***** Listed records *****

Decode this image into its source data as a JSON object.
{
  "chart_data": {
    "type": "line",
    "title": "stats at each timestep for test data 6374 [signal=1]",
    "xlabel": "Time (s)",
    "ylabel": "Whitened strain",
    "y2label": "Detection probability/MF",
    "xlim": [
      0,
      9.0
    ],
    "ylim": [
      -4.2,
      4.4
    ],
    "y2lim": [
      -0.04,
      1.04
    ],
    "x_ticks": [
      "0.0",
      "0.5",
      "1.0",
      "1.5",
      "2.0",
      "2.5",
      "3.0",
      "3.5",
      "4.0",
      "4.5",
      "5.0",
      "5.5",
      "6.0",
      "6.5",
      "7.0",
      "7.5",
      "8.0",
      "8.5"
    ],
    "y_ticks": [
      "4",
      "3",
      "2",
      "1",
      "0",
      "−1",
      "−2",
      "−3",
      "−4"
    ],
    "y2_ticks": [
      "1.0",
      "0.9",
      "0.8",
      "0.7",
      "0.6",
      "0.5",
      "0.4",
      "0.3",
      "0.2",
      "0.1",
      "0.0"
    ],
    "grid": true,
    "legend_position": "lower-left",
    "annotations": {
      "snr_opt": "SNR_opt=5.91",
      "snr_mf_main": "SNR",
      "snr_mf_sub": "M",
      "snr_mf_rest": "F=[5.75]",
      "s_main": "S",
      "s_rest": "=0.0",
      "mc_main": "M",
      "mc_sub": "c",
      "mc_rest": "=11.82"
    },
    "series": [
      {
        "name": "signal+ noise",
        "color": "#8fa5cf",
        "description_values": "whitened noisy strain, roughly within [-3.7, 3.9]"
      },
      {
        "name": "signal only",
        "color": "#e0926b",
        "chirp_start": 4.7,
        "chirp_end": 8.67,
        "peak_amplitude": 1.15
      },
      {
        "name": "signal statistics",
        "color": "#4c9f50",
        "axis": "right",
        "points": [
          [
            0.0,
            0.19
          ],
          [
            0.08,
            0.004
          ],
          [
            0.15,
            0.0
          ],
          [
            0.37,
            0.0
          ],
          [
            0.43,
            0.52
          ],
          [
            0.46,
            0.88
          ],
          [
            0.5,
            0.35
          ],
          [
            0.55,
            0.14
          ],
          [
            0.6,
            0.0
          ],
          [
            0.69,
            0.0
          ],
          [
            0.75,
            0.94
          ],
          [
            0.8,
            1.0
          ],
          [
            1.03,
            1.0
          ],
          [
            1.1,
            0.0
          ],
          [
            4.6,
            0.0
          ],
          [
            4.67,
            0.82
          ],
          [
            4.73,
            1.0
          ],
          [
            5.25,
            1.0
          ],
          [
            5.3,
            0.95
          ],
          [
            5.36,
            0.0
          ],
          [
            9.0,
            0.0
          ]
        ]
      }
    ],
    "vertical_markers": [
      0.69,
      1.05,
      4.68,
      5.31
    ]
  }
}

*****

— Exercise directions —
Identify each line holding the string "strain", and copy it out.

— Full response —
    "ylabel": "Whitened strain",
        "description_values": "whitened noisy strain, roughly within [-3.7, 3.9]"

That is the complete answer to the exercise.